# [SOURCE RECORDS]
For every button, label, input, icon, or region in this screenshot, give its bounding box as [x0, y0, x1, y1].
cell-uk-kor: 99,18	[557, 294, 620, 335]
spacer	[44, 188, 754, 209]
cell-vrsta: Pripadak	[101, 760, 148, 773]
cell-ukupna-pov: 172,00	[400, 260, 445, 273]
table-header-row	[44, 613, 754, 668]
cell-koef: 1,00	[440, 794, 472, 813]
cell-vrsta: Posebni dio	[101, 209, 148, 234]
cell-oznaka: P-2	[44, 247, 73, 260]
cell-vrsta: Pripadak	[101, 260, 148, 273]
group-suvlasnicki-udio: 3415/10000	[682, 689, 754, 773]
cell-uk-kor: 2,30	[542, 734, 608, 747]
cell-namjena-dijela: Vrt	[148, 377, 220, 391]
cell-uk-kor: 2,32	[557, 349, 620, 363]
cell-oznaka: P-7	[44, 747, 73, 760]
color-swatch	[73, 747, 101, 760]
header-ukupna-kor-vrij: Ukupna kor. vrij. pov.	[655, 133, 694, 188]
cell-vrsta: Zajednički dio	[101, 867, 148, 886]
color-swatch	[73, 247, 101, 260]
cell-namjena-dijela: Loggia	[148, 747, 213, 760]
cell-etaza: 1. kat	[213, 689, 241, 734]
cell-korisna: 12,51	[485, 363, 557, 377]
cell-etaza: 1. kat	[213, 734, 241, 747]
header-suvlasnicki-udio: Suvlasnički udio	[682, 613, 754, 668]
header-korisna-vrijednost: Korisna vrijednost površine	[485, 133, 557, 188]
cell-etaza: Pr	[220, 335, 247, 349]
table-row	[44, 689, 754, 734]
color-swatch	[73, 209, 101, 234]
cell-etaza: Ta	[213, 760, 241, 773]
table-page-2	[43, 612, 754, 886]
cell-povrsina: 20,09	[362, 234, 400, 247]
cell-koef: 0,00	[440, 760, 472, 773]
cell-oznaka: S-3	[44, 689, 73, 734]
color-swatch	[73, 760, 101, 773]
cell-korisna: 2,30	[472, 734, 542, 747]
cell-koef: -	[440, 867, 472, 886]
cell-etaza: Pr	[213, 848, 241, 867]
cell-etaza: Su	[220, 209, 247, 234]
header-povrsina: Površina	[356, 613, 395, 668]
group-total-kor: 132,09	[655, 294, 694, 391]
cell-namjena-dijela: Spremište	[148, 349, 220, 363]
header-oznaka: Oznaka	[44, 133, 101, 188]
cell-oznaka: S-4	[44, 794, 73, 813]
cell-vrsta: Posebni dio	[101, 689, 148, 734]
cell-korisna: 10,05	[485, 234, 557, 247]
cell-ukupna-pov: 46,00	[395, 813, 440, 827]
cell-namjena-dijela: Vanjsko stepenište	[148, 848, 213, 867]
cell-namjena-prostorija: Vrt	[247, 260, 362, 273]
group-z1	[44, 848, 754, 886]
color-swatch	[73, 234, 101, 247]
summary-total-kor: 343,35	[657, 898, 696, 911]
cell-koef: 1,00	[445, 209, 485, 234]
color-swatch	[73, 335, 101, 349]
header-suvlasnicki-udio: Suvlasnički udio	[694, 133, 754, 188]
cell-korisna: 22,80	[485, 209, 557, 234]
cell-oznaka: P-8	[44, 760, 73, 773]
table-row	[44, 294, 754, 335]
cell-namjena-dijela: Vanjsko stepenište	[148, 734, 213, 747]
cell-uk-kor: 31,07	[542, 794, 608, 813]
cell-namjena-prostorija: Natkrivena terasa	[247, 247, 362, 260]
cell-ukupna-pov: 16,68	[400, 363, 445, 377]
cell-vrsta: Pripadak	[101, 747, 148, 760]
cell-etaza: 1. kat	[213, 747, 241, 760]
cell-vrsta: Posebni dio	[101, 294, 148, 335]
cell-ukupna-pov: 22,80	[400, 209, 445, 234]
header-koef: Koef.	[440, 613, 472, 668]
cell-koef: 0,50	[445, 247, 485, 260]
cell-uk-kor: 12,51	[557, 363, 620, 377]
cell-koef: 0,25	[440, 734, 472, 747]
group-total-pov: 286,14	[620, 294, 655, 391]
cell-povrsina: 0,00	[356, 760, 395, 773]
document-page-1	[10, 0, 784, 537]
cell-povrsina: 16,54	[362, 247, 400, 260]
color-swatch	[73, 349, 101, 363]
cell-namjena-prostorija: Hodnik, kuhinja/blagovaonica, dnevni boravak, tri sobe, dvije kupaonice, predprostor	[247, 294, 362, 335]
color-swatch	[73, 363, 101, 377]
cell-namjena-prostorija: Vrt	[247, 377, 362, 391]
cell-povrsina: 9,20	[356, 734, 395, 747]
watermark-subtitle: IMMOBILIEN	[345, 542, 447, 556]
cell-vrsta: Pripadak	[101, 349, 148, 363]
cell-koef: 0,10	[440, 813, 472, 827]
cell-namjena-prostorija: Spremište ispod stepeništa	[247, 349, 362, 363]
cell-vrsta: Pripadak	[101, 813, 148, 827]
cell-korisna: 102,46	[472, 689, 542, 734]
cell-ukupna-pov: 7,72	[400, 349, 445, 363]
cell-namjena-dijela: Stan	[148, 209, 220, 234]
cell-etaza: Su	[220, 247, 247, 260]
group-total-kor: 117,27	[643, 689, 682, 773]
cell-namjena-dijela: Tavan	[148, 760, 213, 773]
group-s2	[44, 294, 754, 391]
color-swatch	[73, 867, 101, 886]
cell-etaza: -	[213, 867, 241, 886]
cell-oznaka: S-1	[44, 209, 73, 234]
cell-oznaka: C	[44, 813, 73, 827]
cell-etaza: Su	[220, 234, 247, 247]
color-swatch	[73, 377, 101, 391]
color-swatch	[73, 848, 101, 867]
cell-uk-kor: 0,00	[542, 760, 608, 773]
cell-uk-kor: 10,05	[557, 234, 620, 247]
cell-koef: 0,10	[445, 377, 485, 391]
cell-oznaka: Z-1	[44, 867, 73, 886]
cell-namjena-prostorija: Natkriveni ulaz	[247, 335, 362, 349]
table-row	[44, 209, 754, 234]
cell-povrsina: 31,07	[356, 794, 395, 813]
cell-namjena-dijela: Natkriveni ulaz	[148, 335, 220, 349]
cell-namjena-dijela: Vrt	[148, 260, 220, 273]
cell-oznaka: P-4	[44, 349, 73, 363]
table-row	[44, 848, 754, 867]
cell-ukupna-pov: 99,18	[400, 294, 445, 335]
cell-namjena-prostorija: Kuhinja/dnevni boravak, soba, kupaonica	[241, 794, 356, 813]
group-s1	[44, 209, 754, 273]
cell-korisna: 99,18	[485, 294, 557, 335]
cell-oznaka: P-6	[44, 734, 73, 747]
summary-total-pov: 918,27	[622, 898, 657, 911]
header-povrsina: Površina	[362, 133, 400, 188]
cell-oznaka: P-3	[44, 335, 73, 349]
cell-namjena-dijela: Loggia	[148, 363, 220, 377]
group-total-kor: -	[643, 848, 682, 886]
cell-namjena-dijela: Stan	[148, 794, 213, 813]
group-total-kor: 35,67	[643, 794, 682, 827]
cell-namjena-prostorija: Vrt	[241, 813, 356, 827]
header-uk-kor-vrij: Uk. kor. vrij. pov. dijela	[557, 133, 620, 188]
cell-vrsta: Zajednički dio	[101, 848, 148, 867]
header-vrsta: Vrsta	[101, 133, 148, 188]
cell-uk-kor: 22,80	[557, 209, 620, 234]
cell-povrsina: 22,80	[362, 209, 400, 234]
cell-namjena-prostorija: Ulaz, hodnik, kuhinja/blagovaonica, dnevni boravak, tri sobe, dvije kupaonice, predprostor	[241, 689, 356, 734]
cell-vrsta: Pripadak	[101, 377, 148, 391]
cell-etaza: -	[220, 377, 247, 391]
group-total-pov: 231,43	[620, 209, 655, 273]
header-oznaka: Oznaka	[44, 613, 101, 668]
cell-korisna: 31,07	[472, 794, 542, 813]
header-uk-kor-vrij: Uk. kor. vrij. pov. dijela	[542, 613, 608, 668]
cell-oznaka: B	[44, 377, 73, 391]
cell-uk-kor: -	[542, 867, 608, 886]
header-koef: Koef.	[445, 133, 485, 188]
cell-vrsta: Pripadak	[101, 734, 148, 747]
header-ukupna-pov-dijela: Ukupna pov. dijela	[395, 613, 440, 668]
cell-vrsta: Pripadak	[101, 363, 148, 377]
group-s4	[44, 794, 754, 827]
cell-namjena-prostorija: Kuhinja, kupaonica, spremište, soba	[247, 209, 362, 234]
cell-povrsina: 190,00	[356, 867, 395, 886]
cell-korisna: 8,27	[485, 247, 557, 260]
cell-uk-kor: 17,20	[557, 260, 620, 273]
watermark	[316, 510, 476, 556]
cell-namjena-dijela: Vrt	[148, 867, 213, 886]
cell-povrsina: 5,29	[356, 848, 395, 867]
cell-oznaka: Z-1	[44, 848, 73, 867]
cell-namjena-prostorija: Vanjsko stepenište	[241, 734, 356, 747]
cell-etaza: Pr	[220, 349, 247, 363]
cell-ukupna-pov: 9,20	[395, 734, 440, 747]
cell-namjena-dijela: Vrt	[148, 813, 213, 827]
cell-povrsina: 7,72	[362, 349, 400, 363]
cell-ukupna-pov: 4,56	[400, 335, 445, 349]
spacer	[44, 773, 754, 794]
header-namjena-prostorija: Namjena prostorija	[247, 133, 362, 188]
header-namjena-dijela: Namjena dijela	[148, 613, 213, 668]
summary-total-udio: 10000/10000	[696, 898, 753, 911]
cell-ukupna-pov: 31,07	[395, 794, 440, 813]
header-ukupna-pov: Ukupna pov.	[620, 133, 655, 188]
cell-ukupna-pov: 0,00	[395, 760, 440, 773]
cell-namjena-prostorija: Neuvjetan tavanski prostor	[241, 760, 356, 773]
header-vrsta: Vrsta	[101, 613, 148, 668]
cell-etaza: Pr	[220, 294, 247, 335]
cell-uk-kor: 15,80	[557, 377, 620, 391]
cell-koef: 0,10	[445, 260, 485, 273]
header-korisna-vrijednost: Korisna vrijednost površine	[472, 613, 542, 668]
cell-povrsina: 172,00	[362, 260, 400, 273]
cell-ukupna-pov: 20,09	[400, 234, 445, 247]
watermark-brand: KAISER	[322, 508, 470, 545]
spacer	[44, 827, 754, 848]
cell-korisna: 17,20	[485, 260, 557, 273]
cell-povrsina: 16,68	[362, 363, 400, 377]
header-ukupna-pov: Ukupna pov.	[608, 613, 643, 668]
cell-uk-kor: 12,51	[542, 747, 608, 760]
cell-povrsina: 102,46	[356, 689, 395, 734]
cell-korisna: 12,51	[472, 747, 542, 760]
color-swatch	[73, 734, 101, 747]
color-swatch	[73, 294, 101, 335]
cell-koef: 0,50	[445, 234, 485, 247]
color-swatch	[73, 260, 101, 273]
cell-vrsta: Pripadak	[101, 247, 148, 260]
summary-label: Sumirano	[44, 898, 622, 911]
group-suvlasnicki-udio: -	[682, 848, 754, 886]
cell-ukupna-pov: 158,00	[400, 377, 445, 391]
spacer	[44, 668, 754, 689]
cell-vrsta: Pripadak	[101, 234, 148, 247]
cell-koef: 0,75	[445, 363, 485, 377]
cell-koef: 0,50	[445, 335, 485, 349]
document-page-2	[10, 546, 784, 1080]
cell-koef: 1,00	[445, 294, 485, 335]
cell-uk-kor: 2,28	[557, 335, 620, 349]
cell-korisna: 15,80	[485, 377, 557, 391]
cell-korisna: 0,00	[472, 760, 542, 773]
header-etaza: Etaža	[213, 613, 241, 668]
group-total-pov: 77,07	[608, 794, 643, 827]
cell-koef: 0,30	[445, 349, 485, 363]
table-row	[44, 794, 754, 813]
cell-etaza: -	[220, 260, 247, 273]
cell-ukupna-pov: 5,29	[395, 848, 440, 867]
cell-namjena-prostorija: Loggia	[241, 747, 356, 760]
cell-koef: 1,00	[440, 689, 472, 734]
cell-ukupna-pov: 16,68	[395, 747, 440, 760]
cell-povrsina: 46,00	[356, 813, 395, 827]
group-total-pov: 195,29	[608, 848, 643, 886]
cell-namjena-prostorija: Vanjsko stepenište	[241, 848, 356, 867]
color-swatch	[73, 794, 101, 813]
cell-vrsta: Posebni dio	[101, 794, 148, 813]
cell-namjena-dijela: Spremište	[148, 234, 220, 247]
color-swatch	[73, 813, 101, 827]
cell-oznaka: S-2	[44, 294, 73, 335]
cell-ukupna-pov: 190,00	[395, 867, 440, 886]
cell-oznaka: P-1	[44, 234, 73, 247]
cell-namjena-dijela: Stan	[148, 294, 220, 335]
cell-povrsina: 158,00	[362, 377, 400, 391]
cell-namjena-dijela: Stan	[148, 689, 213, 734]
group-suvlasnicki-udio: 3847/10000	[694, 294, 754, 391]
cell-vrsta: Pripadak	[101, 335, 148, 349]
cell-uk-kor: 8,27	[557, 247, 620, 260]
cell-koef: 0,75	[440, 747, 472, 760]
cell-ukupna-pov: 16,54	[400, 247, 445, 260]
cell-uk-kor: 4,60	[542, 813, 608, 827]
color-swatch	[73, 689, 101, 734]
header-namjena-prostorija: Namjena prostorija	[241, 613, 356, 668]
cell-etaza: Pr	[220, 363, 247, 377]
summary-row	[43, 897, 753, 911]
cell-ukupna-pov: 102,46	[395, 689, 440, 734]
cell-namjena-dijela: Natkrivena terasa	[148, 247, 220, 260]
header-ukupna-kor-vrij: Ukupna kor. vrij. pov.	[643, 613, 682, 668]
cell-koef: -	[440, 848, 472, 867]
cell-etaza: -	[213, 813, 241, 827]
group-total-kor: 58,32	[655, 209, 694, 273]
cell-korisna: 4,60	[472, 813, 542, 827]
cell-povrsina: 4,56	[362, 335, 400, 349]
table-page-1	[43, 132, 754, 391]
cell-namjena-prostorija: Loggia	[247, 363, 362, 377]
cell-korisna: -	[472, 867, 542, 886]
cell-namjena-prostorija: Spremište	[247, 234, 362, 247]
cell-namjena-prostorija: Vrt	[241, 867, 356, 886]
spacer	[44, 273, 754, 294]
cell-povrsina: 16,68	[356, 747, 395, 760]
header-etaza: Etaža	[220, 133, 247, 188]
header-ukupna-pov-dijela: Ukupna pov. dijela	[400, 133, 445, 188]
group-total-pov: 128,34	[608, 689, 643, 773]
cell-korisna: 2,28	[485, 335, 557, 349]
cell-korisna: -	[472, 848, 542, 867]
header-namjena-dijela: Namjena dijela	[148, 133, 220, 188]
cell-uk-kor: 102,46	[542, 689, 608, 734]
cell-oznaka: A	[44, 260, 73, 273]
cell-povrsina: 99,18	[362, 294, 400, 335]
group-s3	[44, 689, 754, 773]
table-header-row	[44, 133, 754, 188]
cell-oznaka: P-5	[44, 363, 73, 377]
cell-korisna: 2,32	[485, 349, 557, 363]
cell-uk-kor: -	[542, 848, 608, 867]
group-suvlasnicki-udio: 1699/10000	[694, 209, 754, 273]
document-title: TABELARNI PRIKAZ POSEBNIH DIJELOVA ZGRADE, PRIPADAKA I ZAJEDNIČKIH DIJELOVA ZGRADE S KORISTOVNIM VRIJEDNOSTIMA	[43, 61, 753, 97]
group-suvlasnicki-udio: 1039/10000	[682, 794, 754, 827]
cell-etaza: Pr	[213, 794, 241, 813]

# [PROBLEM STATEMENT]
Can you give the data above again, from its first line through the line that contains "260, 148, 273]", with "Pripadak" replaced by "Dodatak" and everything else unchanged?

# [REPLY]
For every button, label, input, icon, or region in this screenshot, give its bounding box as [x0, y0, x1, y1].
cell-uk-kor: 99,18	[557, 294, 620, 335]
spacer	[44, 188, 754, 209]
cell-vrsta: Dodatak	[101, 760, 148, 773]
cell-ukupna-pov: 172,00	[400, 260, 445, 273]
table-header-row	[44, 613, 754, 668]
cell-koef: 1,00	[440, 794, 472, 813]
cell-vrsta: Posebni dio	[101, 209, 148, 234]
cell-oznaka: P-2	[44, 247, 73, 260]
cell-vrsta: Dodatak	[101, 260, 148, 273]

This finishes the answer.